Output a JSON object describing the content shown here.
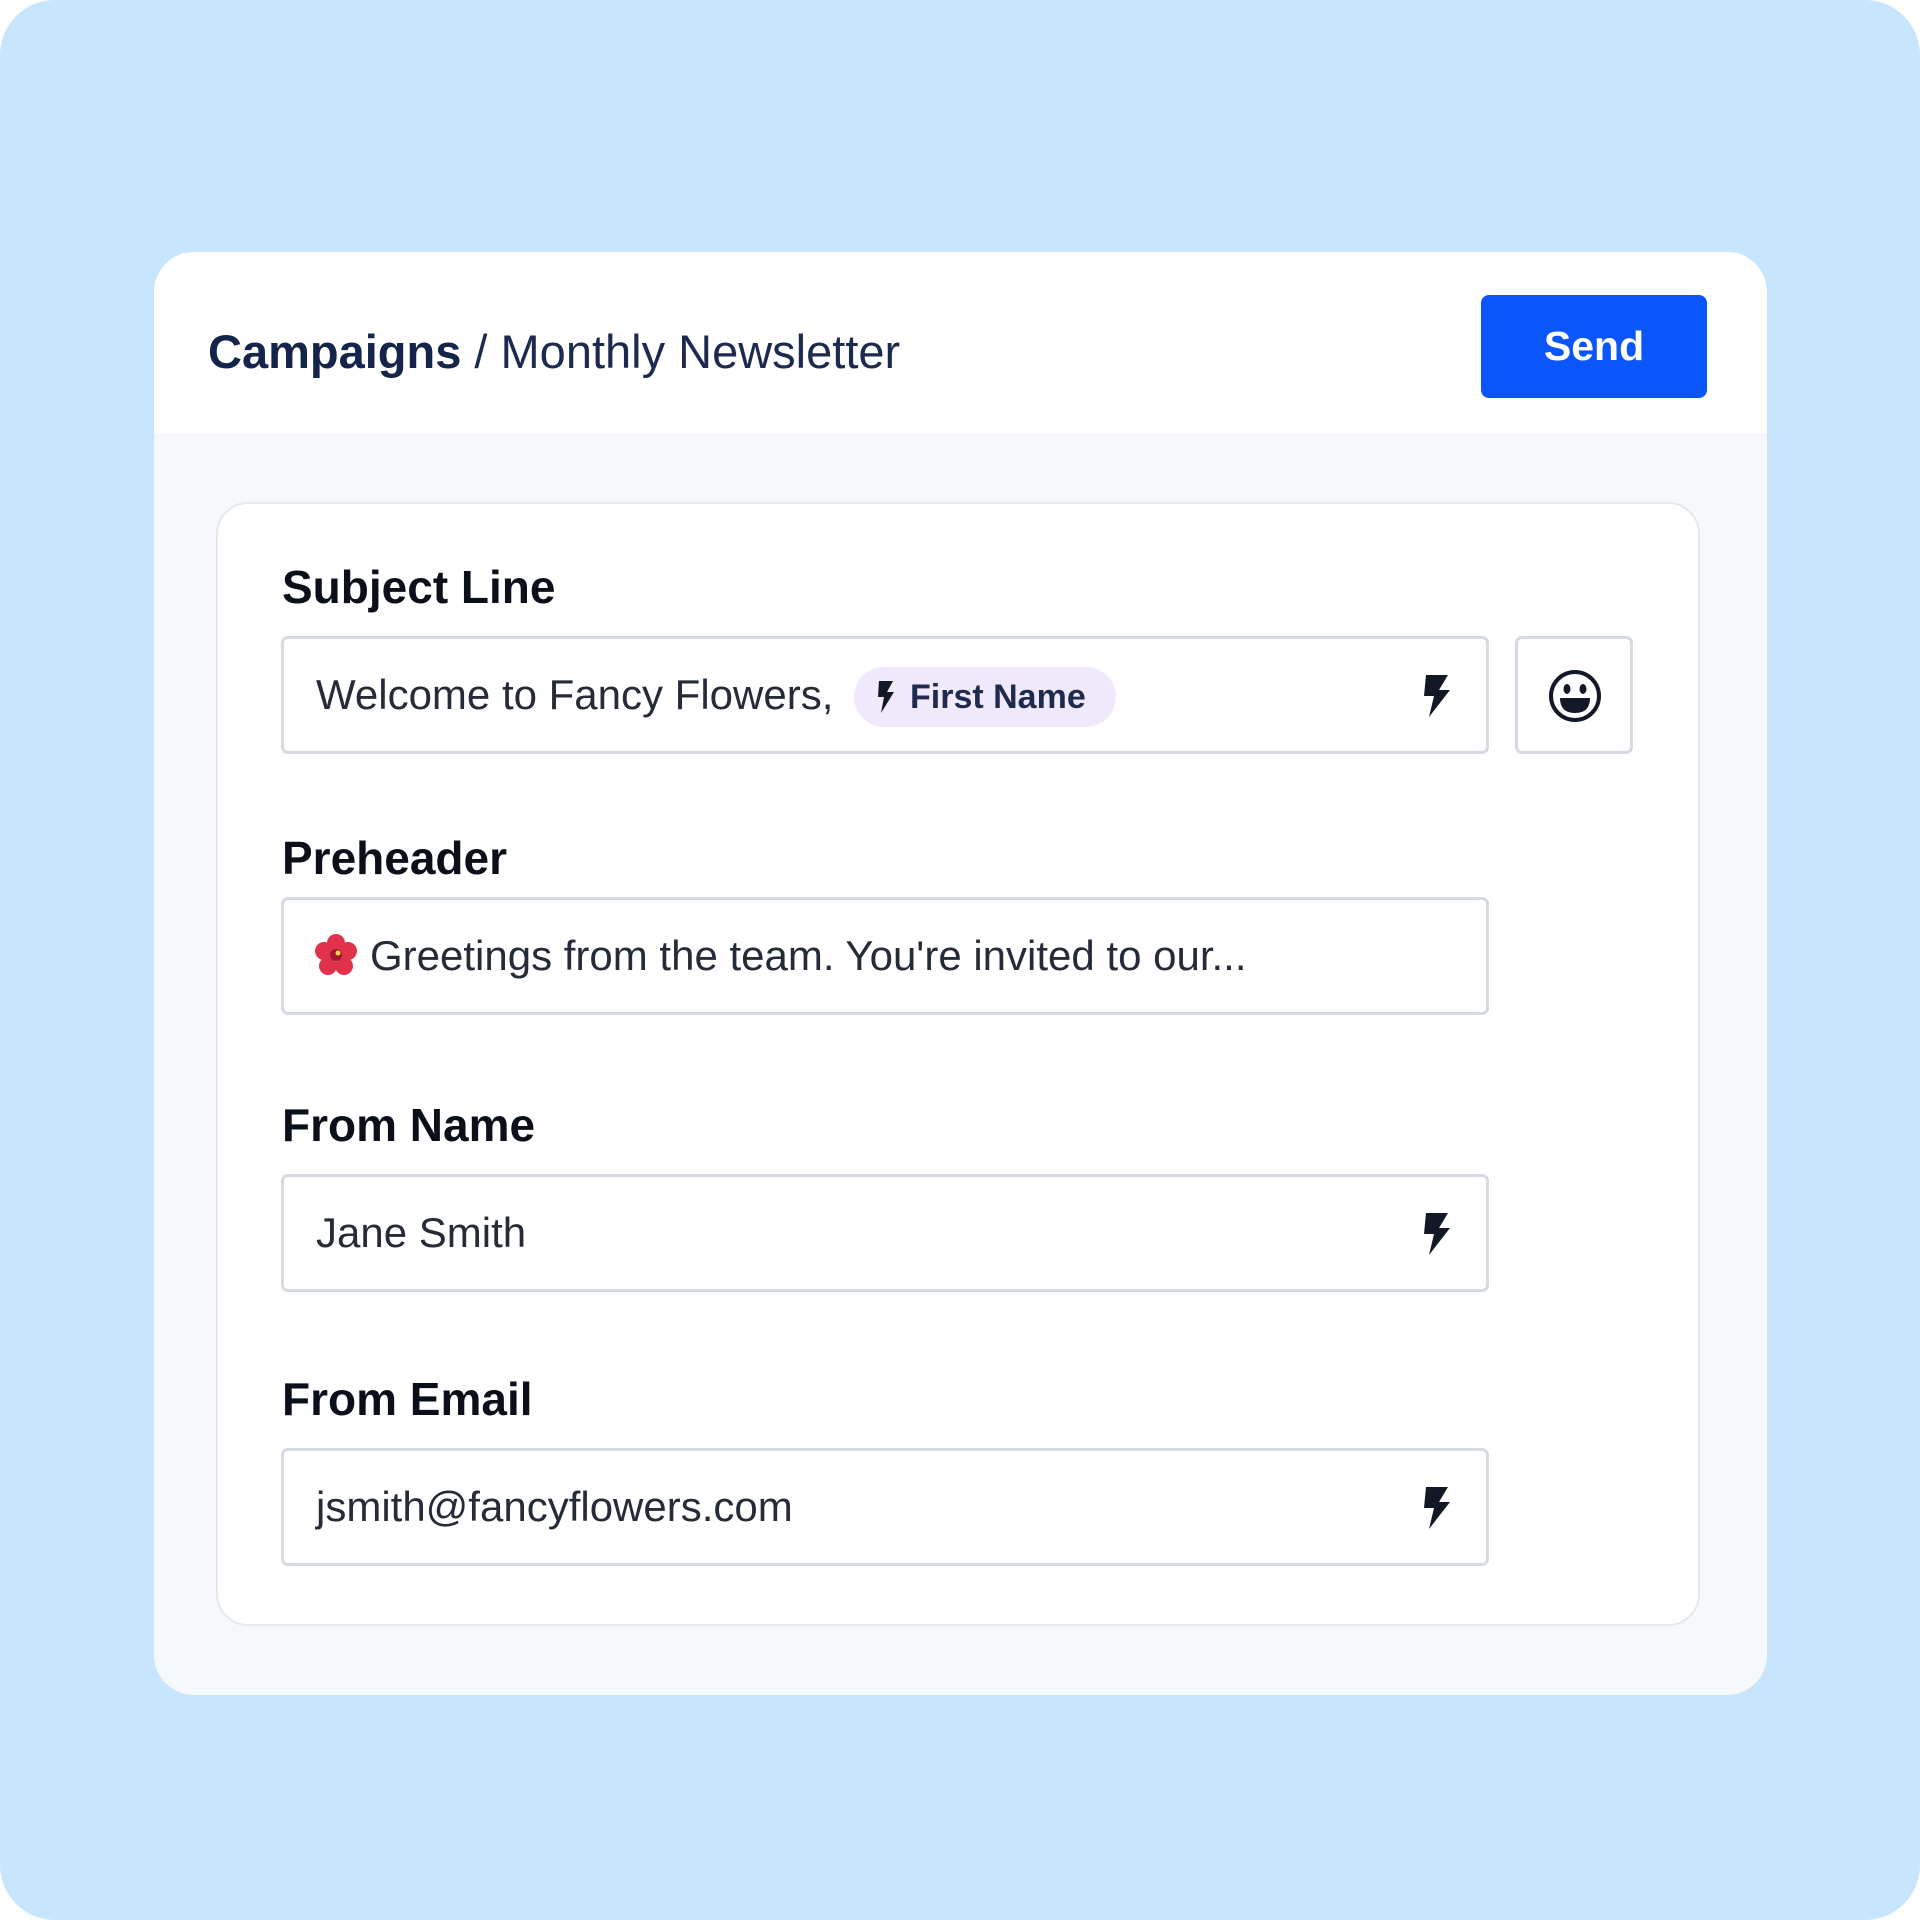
{
  "breadcrumb": {
    "root": "Campaigns",
    "separator": " / ",
    "current": "Monthly Newsletter"
  },
  "actions": {
    "send_label": "Send"
  },
  "form": {
    "subject": {
      "label": "Subject Line",
      "value": "Welcome to Fancy Flowers,",
      "token": "First Name"
    },
    "preheader": {
      "label": "Preheader",
      "value": "Greetings from the team. You're invited to our..."
    },
    "from_name": {
      "label": "From Name",
      "value": "Jane Smith"
    },
    "from_email": {
      "label": "From Email",
      "value": "jsmith@fancyflowers.com"
    }
  },
  "icons": {
    "personalize": "bolt-icon",
    "emoji_picker": "smiley-icon",
    "preheader_emoji": "hibiscus-icon"
  },
  "colors": {
    "background": "#c7e5fc",
    "accent": "#0a56fb",
    "token_chip": "#efe9fb",
    "text_dark": "#14244a"
  }
}
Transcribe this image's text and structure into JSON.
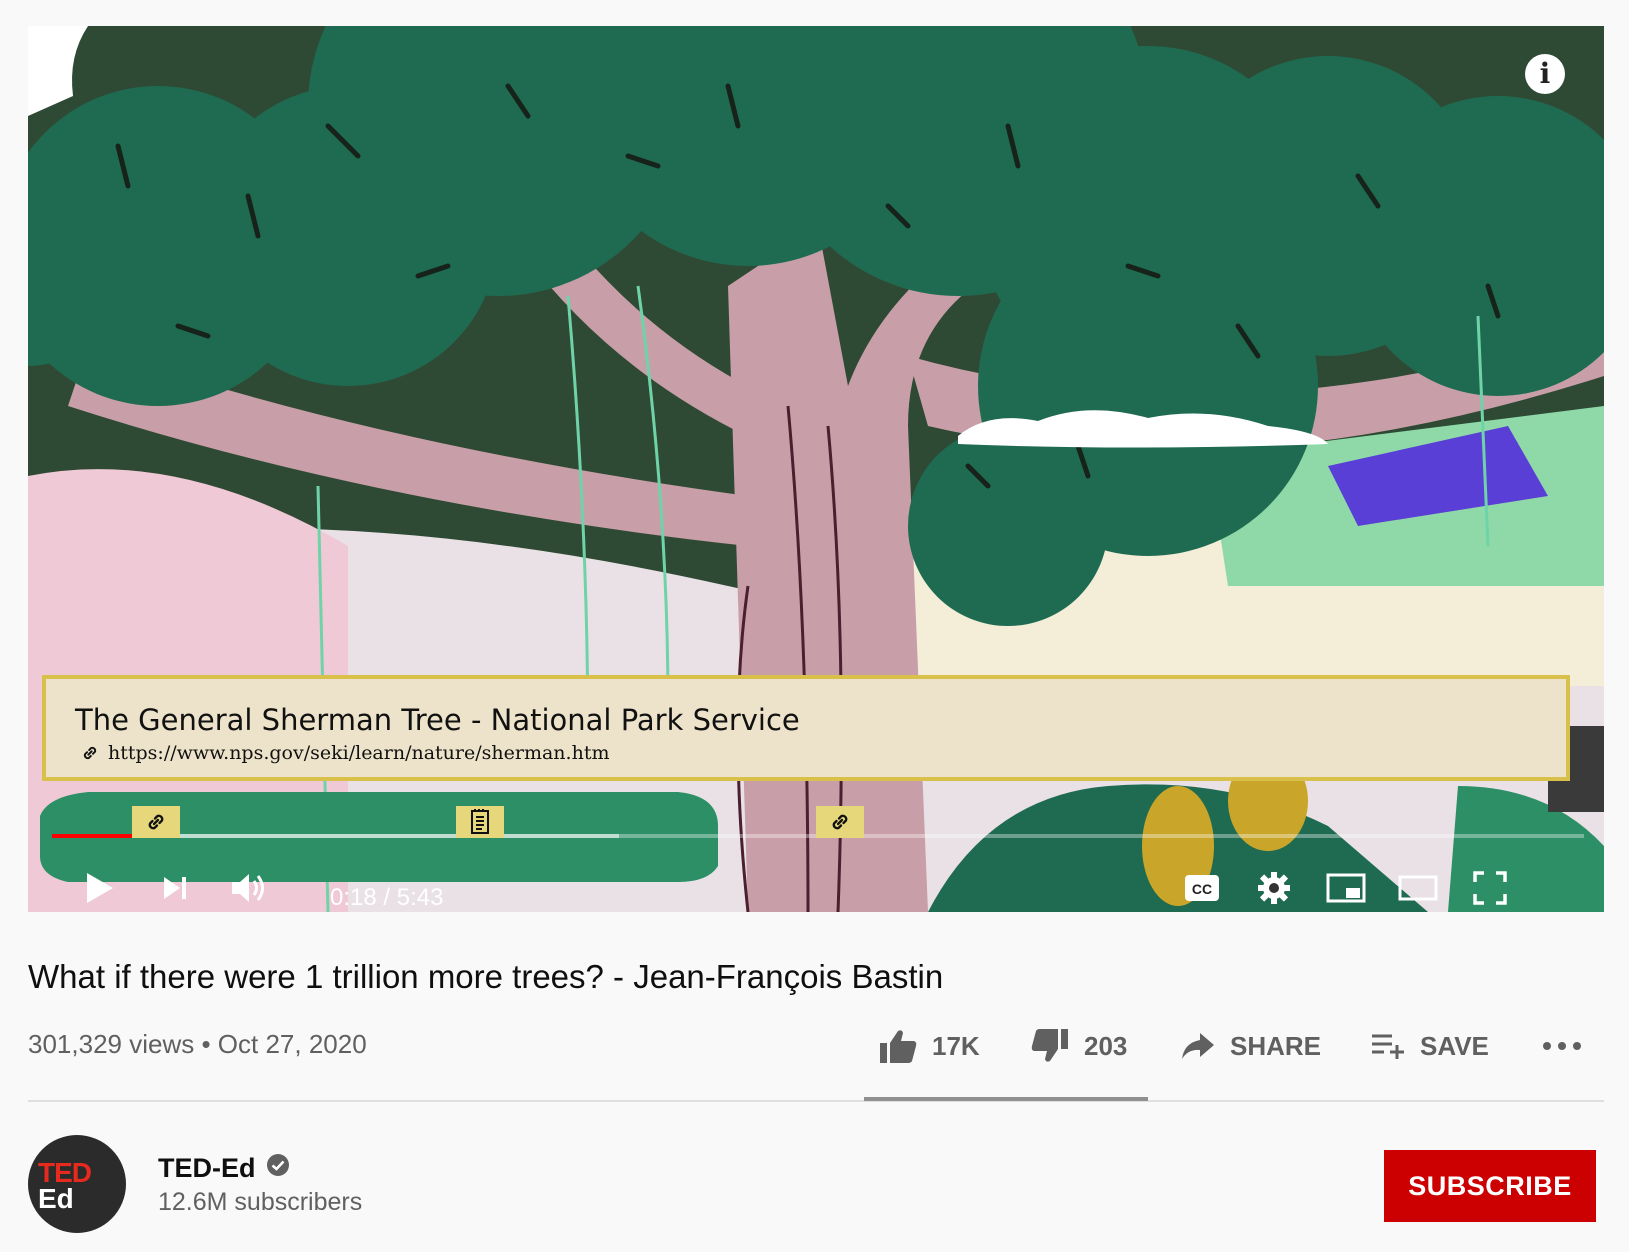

■ Short problem
Show every line from the entries above in which "JSON" appears.

■ Answer to the problem
Output a JSON object describing the content shown here.
Transcribe this image's text and structure into JSON.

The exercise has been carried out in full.